Problem statement:
Convert the records between the lines containing "timebar-marker-dot[interactable] (304, 309, 309, 314)" and "macd-histogram-bar (300, 357, 302, 359)", inclusive, into a numbered list, omitting any blank lines.

(Labeled region entries)
--- Start ---
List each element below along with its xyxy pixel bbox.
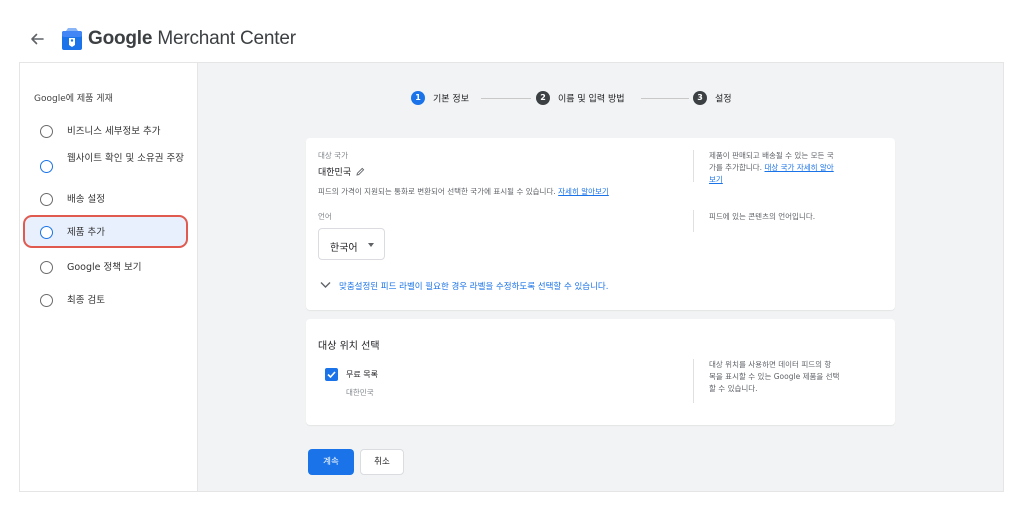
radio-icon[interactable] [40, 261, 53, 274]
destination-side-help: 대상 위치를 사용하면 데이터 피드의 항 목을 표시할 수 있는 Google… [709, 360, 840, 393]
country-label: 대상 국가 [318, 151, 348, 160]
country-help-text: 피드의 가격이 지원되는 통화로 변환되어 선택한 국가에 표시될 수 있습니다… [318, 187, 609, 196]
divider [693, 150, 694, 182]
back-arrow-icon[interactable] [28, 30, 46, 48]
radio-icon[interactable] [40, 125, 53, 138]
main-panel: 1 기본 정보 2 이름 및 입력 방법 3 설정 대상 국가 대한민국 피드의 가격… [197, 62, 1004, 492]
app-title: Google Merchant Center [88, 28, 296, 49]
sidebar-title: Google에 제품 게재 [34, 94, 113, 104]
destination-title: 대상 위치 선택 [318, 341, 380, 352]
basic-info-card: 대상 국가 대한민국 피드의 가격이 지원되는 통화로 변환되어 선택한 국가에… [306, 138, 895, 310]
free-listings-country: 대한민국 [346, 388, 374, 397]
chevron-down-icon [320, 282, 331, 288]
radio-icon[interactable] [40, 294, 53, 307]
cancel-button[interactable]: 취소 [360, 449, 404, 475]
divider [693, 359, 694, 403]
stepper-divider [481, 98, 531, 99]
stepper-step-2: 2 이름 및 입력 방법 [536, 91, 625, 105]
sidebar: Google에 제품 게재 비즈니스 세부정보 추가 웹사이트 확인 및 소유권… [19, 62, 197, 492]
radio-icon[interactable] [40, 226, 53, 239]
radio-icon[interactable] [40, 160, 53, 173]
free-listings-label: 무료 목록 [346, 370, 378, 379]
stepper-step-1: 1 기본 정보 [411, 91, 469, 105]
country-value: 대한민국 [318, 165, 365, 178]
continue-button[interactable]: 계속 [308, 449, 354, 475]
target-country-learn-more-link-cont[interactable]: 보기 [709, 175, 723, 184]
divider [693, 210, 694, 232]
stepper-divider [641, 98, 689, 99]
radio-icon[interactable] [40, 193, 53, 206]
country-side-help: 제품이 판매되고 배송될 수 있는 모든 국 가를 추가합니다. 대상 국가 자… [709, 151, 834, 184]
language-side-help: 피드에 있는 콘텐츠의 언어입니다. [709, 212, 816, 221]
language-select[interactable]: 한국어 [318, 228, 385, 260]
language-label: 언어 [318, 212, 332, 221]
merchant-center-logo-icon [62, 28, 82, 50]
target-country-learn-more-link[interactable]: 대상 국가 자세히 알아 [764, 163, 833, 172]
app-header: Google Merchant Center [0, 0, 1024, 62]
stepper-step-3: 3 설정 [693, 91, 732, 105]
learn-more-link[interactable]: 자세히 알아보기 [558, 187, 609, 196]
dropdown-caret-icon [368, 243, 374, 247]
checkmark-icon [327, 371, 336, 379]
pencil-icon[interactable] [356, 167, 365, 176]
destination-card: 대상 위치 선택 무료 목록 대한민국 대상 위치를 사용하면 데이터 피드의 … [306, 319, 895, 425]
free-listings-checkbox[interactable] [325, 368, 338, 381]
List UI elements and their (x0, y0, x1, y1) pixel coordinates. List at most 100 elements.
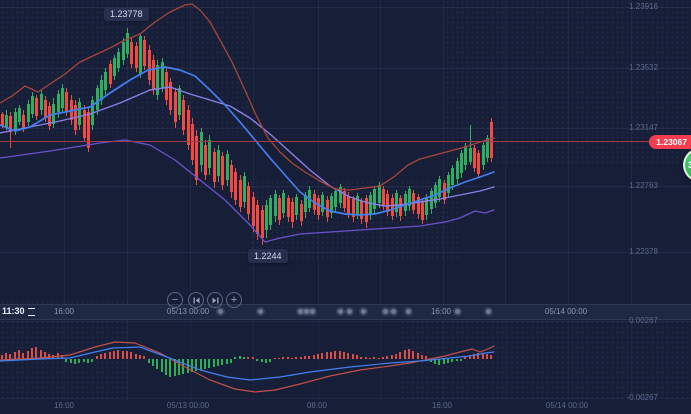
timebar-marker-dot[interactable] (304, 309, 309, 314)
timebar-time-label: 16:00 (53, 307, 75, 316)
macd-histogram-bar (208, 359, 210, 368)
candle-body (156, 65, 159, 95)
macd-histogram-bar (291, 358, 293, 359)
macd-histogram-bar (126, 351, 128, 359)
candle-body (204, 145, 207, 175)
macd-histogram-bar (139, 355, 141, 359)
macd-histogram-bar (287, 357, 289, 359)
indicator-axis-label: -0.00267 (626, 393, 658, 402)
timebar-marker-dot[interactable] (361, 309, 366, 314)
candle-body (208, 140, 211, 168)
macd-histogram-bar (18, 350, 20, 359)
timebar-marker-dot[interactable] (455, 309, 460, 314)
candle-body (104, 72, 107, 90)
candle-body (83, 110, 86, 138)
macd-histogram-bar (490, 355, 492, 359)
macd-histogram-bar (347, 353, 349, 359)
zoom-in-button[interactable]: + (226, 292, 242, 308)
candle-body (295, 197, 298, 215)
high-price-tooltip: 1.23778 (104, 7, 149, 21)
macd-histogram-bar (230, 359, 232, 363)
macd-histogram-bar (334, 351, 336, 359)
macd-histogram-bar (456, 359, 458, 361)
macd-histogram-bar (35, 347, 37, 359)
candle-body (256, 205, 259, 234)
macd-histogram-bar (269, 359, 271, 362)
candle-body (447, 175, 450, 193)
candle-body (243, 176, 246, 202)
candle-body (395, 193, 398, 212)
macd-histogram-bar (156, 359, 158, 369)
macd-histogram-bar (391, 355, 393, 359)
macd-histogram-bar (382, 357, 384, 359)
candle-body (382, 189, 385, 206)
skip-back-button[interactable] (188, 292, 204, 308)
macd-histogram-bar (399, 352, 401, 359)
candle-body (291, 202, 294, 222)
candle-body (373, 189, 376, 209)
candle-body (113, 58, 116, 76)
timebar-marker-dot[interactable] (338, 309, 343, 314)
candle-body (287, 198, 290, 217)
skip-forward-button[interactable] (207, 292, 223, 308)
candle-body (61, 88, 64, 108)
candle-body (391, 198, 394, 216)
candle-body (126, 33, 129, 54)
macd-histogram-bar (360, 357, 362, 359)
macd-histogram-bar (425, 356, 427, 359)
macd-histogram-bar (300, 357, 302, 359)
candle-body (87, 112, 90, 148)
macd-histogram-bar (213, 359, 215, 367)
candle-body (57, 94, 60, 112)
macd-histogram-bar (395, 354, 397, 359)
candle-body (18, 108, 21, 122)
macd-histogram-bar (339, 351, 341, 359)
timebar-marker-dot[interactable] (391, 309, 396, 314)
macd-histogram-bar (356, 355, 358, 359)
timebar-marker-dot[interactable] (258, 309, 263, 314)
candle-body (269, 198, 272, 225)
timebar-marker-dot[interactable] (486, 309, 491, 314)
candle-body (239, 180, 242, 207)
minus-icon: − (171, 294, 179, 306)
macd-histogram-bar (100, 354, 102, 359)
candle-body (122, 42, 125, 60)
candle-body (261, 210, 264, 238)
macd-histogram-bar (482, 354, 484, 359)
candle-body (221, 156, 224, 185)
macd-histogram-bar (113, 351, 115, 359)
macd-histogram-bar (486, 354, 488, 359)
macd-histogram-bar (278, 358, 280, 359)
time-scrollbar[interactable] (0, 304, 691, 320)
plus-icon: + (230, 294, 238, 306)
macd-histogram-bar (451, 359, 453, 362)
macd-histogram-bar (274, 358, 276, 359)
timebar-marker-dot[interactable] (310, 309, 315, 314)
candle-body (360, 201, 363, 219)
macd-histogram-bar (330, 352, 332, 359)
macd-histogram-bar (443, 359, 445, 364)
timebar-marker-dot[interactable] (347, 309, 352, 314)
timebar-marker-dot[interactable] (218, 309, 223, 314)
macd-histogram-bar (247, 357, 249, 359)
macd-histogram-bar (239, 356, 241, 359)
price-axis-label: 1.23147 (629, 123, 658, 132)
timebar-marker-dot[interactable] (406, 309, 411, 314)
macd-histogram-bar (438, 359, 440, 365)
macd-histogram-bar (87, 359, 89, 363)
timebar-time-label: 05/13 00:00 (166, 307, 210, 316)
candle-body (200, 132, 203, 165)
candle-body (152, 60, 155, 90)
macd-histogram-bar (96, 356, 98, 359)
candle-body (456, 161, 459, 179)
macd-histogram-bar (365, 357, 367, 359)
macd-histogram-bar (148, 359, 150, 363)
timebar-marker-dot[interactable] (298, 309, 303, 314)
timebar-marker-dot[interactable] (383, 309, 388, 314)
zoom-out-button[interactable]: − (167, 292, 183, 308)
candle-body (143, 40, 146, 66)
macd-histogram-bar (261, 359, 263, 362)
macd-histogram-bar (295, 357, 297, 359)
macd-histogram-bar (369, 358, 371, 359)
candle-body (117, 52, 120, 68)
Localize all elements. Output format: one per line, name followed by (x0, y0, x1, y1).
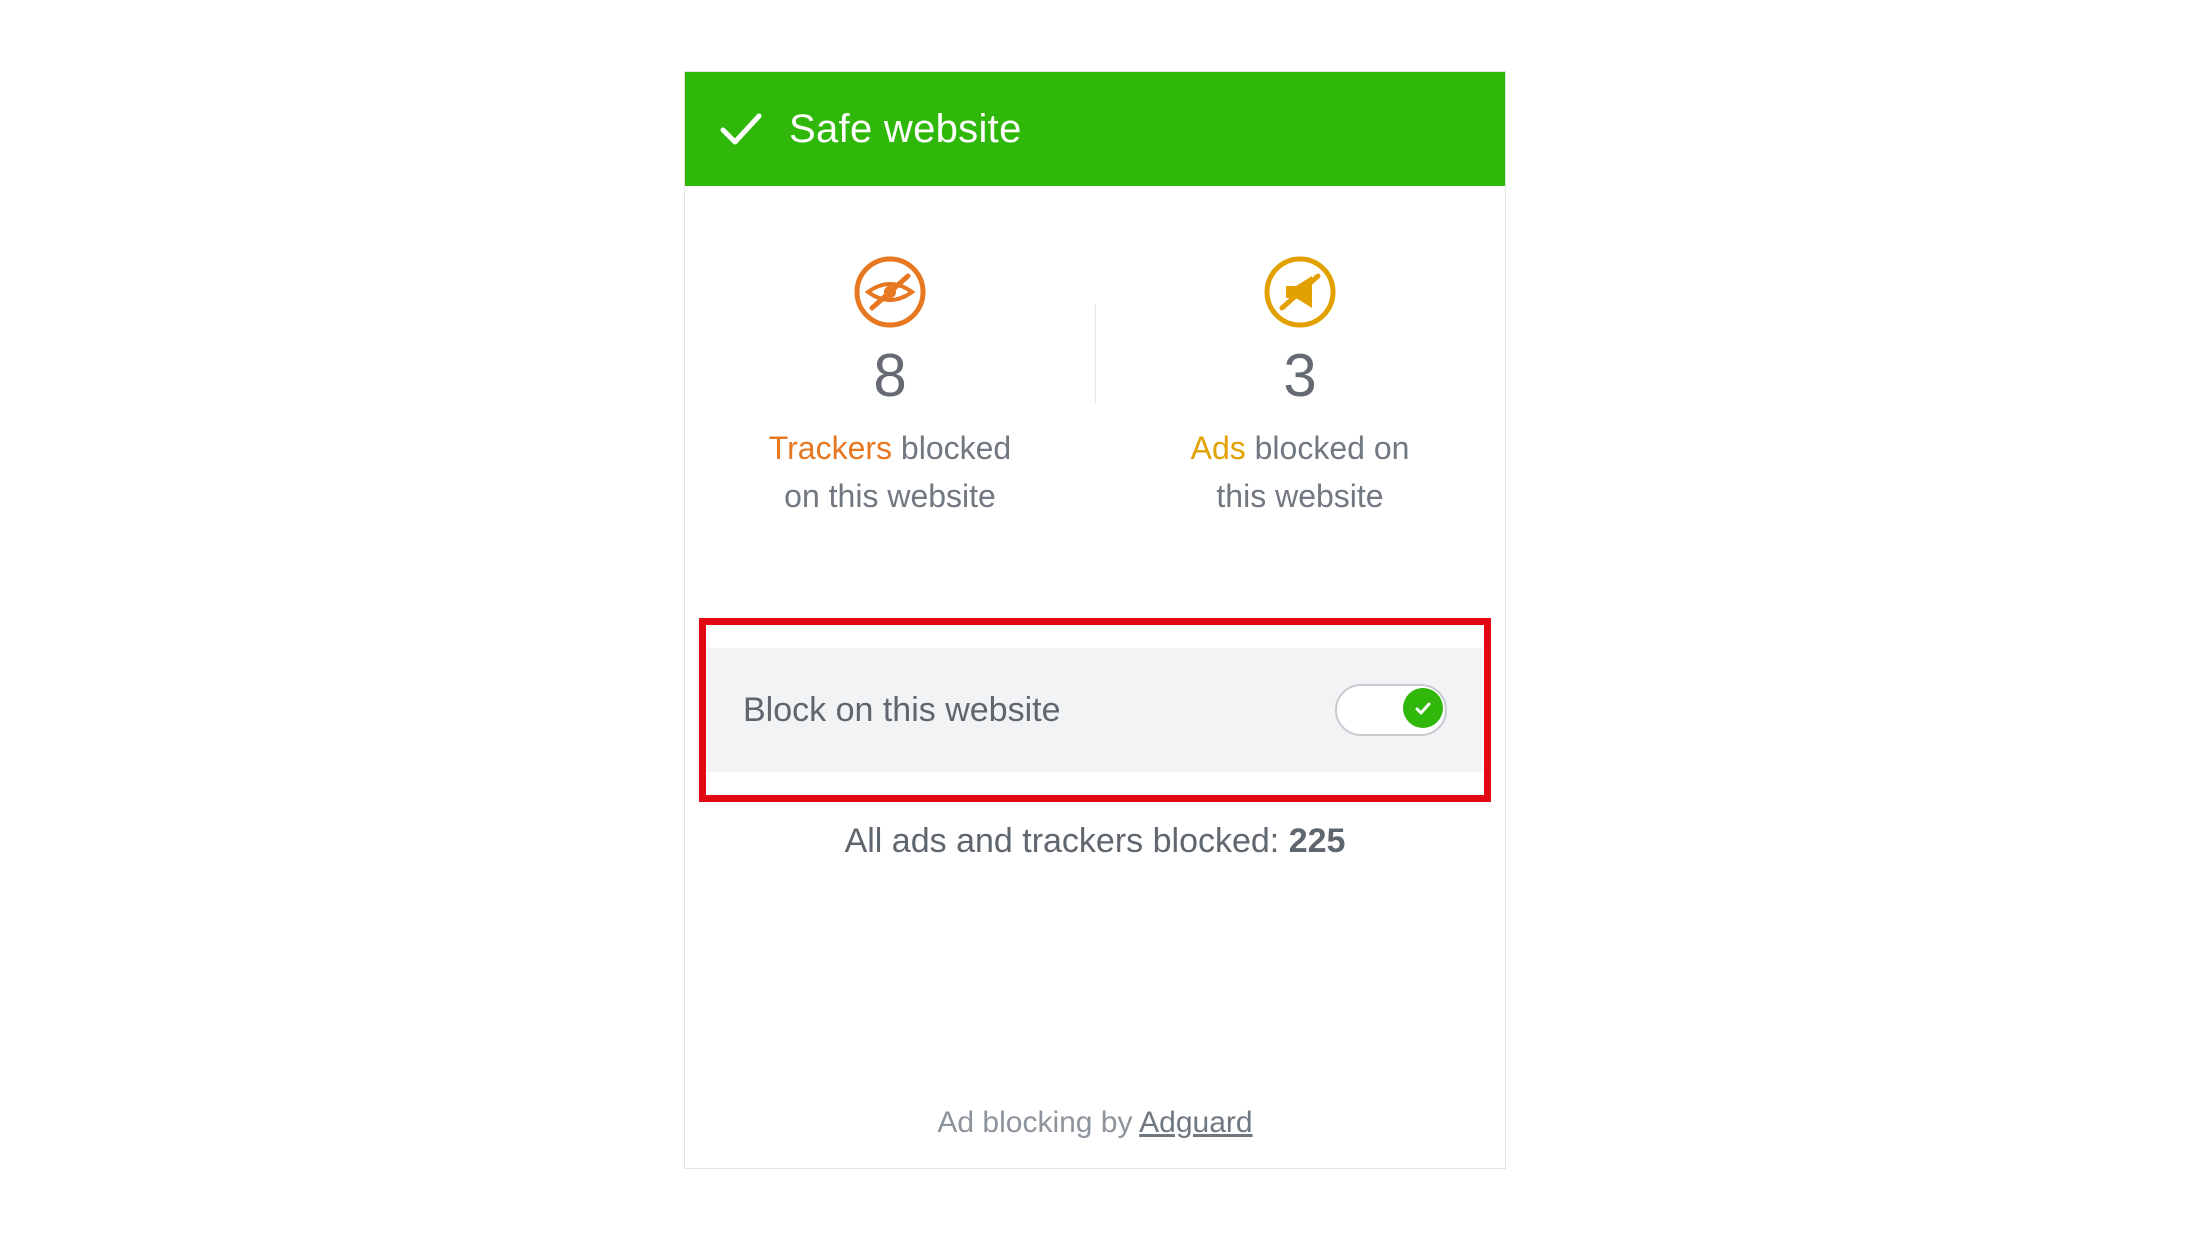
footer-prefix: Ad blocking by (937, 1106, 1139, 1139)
--- End ---
Output of the exercise:
1. timebar-marker-dot[interactable] (304, 309, 309, 314)
2. timebar-time-label: 16:00 (53, 307, 75, 316)
3. macd-histogram-bar (208, 359, 210, 368)
4. candle-body (156, 65, 159, 95)
5. macd-histogram-bar (291, 358, 293, 359)
6. macd-histogram-bar (126, 351, 128, 359)
7. candle-body (204, 145, 207, 175)
8. macd-histogram-bar (139, 355, 141, 359)
9. macd-histogram-bar (287, 357, 289, 359)
10. indicator-axis-label: -0.00267 (626, 393, 658, 402)
11. timebar-marker-dot[interactable] (361, 309, 366, 314)
12. candle-body (208, 140, 211, 168)
13. macd-histogram-bar (18, 350, 20, 359)
14. timebar-marker-dot[interactable] (455, 309, 460, 314)
15. candle-body (104, 72, 107, 90)
16. candle-body (83, 110, 86, 138)
17. macd-histogram-bar (490, 355, 492, 359)
18. macd-histogram-bar (347, 353, 349, 359)
19. zoom-in-button[interactable]: + (226, 292, 242, 308)
20. candle-body (295, 197, 298, 215)
21. high-price-tooltip: 1.23778 (104, 7, 149, 21)
22. macd-histogram-bar (230, 359, 232, 363)
23. macd-histogram-bar (334, 351, 336, 359)
24. macd-histogram-bar (456, 359, 458, 361)
25. macd-histogram-bar (35, 347, 37, 359)
26. candle-body (256, 205, 259, 234)
27. macd-histogram-bar (269, 359, 271, 362)
28. candle-body (447, 175, 450, 193)
29. candle-body (243, 176, 246, 202)
30. candle-body (395, 193, 398, 212)
31. macd-histogram-bar (156, 359, 158, 369)
32. macd-histogram-bar (391, 355, 393, 359)
33. macd-histogram-bar (382, 357, 384, 359)
34. candle-body (382, 189, 385, 206)
35. skip-back-button[interactable] (188, 292, 204, 308)
36. macd-histogram-bar (399, 352, 401, 359)
37. candle-body (291, 202, 294, 222)
38. candle-body (373, 189, 376, 209)
39. candle-body (113, 58, 116, 76)
40. timebar-marker-dot[interactable] (338, 309, 343, 314)
41. candle-body (287, 198, 290, 217)
42. skip-forward-button[interactable] (207, 292, 223, 308)
43. candle-body (61, 88, 64, 108)
44. candle-body (391, 198, 394, 216)
45. candle-body (126, 33, 129, 54)
46. macd-histogram-bar (360, 357, 362, 359)
47. macd-histogram-bar (425, 356, 427, 359)
48. macd-histogram-bar (300, 357, 302, 359)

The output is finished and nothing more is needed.